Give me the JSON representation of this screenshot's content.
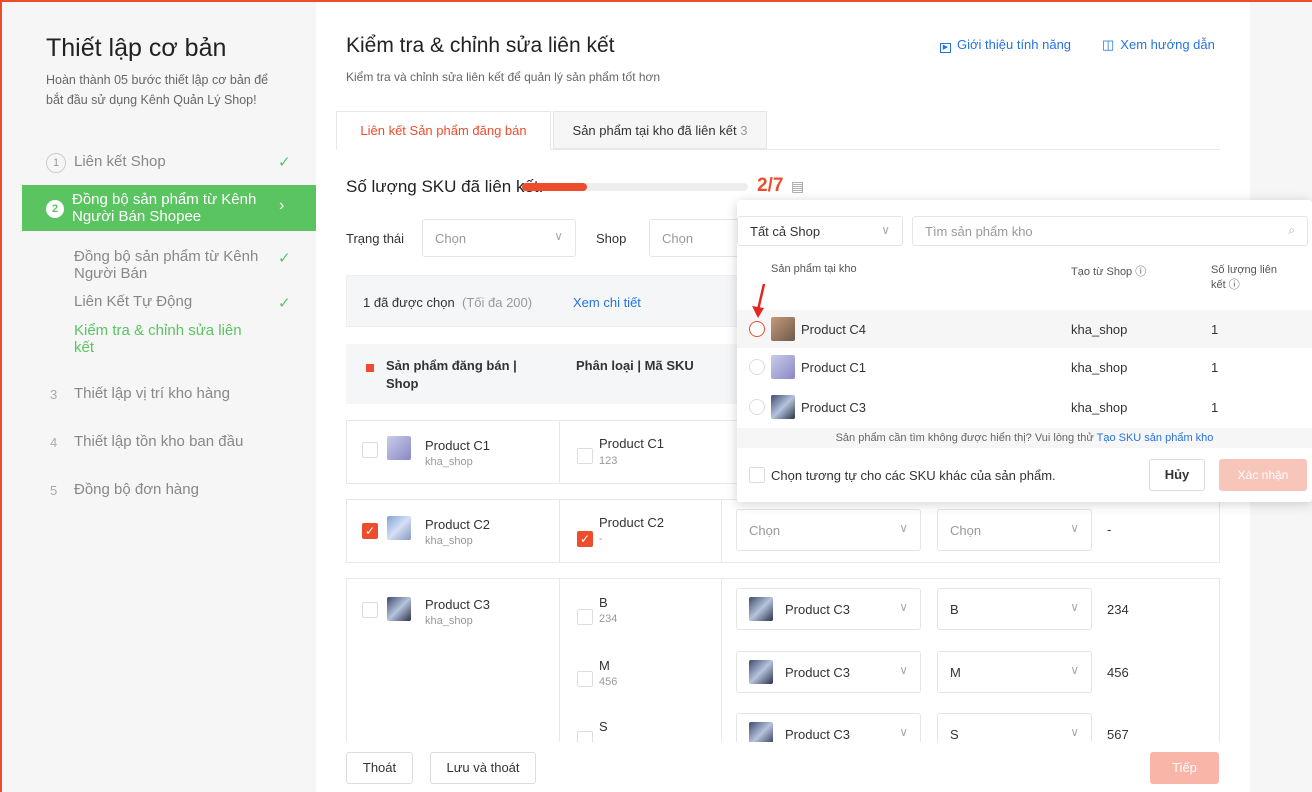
{
  "sidebar": {
    "title": "Thiết lập cơ bản",
    "desc1": "Hoàn thành 05 bước thiết lập cơ bản để",
    "desc2": "bắt đầu sử dụng Kênh Quản Lý Shop!",
    "step1": "Liên kết Shop",
    "step2a": "Đồng bộ sản phẩm từ Kênh",
    "step2b": "Người Bán Shopee",
    "sub1a": "Đồng bộ sản phẩm từ Kênh",
    "sub1b": "Người Bán",
    "sub2": "Liên Kết Tự Động",
    "sub3a": "Kiểm tra & chỉnh sửa liên",
    "sub3b": "kết",
    "step3": "Thiết lập vị trí kho hàng",
    "step4": "Thiết lập tồn kho ban đầu",
    "step5": "Đồng bộ đơn hàng"
  },
  "header": {
    "title": "Kiểm tra & chỉnh sửa liên kết",
    "subtitle": "Kiểm tra và chỉnh sửa liên kết để quản lý sản phẩm tốt hơn",
    "intro": "Giới thiệu tính năng",
    "guide": "Xem hướng dẫn"
  },
  "tabs": {
    "tab1": "Liên kết Sản phẩm đăng bán",
    "tab2": "Sản phẩm tại kho đã liên kết",
    "tab2_count": "3"
  },
  "sku": {
    "label": "Số lượng SKU đã liên kết:",
    "value": "2/7",
    "progress": 0.2857
  },
  "filters": {
    "status_label": "Trạng thái",
    "status_ph": "Chọn",
    "shop_label": "Shop",
    "shop_ph": "Chọn"
  },
  "selection": {
    "count": "1 đã được chọn",
    "max": "(Tối đa 200)",
    "detail": "Xem chi tiết"
  },
  "table": {
    "col1a": "Sản phẩm đăng bán |",
    "col1b": "Shop",
    "col2": "Phân loại | Mã SKU"
  },
  "rows": {
    "c1": {
      "name": "Product C1",
      "shop": "kha_shop",
      "var": "Product C1",
      "code": "123"
    },
    "c2": {
      "name": "Product C2",
      "shop": "kha_shop",
      "var": "Product C2",
      "code": "-",
      "sel1": "Chọn",
      "sel2": "Chọn",
      "qty": "-"
    },
    "c3": {
      "name": "Product C3",
      "shop": "kha_shop",
      "b": {
        "var": "B",
        "code": "234",
        "prod": "Product C3",
        "opt": "B",
        "qty": "234"
      },
      "m": {
        "var": "M",
        "code": "456",
        "prod": "Product C3",
        "opt": "M",
        "qty": "456"
      },
      "s": {
        "var": "S",
        "prod": "Product C3",
        "opt": "S",
        "qty": "567"
      }
    }
  },
  "popup": {
    "shop_select": "Tất cả Shop",
    "search_ph": "Tìm sản phẩm kho",
    "col1": "Sản phẩm tại kho",
    "col2": "Tạo từ Shop",
    "col3a": "Số lượng liên",
    "col3b": "kết",
    "items": [
      {
        "name": "Product C4",
        "shop": "kha_shop",
        "qty": "1"
      },
      {
        "name": "Product C1",
        "shop": "kha_shop",
        "qty": "1"
      },
      {
        "name": "Product C3",
        "shop": "kha_shop",
        "qty": "1"
      }
    ],
    "hint": "Sản phẩm cần tìm không được hiển thị? Vui lòng thử",
    "hint_link": "Tạo SKU sản phẩm kho",
    "same": "Chọn tương tự cho các SKU khác của sản phẩm.",
    "cancel": "Hủy",
    "confirm": "Xác nhận"
  },
  "footer": {
    "exit": "Thoát",
    "save_exit": "Lưu và thoát",
    "next": "Tiếp"
  },
  "colors": {
    "accent": "#ee4d2d",
    "green": "#5ac461",
    "link": "#2673dd"
  }
}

:: Exercise objective ::
Each line of the data should be quoted exactly, with pictures left out.

:: Output below ::
Give me the JSON representation of this screenshot's content.
{
  "sidebar": {
    "title": "Thiết lập cơ bản",
    "desc1": "Hoàn thành 05 bước thiết lập cơ bản để",
    "desc2": "bắt đầu sử dụng Kênh Quản Lý Shop!",
    "step1": "Liên kết Shop",
    "step2a": "Đồng bộ sản phẩm từ Kênh",
    "step2b": "Người Bán Shopee",
    "sub1a": "Đồng bộ sản phẩm từ Kênh",
    "sub1b": "Người Bán",
    "sub2": "Liên Kết Tự Động",
    "sub3a": "Kiểm tra & chỉnh sửa liên",
    "sub3b": "kết",
    "step3": "Thiết lập vị trí kho hàng",
    "step4": "Thiết lập tồn kho ban đầu",
    "step5": "Đồng bộ đơn hàng"
  },
  "header": {
    "title": "Kiểm tra & chỉnh sửa liên kết",
    "subtitle": "Kiểm tra và chỉnh sửa liên kết để quản lý sản phẩm tốt hơn",
    "intro": "Giới thiệu tính năng",
    "guide": "Xem hướng dẫn"
  },
  "tabs": {
    "tab1": "Liên kết Sản phẩm đăng bán",
    "tab2": "Sản phẩm tại kho đã liên kết",
    "tab2_count": "3"
  },
  "sku": {
    "label": "Số lượng SKU đã liên kết:",
    "value": "2/7",
    "progress": 0.2857
  },
  "filters": {
    "status_label": "Trạng thái",
    "status_ph": "Chọn",
    "shop_label": "Shop",
    "shop_ph": "Chọn"
  },
  "selection": {
    "count": "1 đã được chọn",
    "max": "(Tối đa 200)",
    "detail": "Xem chi tiết"
  },
  "table": {
    "col1a": "Sản phẩm đăng bán |",
    "col1b": "Shop",
    "col2": "Phân loại | Mã SKU"
  },
  "rows": {
    "c1": {
      "name": "Product C1",
      "shop": "kha_shop",
      "var": "Product C1",
      "code": "123"
    },
    "c2": {
      "name": "Product C2",
      "shop": "kha_shop",
      "var": "Product C2",
      "code": "-",
      "sel1": "Chọn",
      "sel2": "Chọn",
      "qty": "-"
    },
    "c3": {
      "name": "Product C3",
      "shop": "kha_shop",
      "b": {
        "var": "B",
        "code": "234",
        "prod": "Product C3",
        "opt": "B",
        "qty": "234"
      },
      "m": {
        "var": "M",
        "code": "456",
        "prod": "Product C3",
        "opt": "M",
        "qty": "456"
      },
      "s": {
        "var": "S",
        "prod": "Product C3",
        "opt": "S",
        "qty": "567"
      }
    }
  },
  "popup": {
    "shop_select": "Tất cả Shop",
    "search_ph": "Tìm sản phẩm kho",
    "col1": "Sản phẩm tại kho",
    "col2": "Tạo từ Shop",
    "col3a": "Số lượng liên",
    "col3b": "kết",
    "items": [
      {
        "name": "Product C4",
        "shop": "kha_shop",
        "qty": "1"
      },
      {
        "name": "Product C1",
        "shop": "kha_shop",
        "qty": "1"
      },
      {
        "name": "Product C3",
        "shop": "kha_shop",
        "qty": "1"
      }
    ],
    "hint": "Sản phẩm cần tìm không được hiển thị? Vui lòng thử",
    "hint_link": "Tạo SKU sản phẩm kho",
    "same": "Chọn tương tự cho các SKU khác của sản phẩm.",
    "cancel": "Hủy",
    "confirm": "Xác nhận"
  },
  "footer": {
    "exit": "Thoát",
    "save_exit": "Lưu và thoát",
    "next": "Tiếp"
  },
  "colors": {
    "accent": "#ee4d2d",
    "green": "#5ac461",
    "link": "#2673dd"
  }
}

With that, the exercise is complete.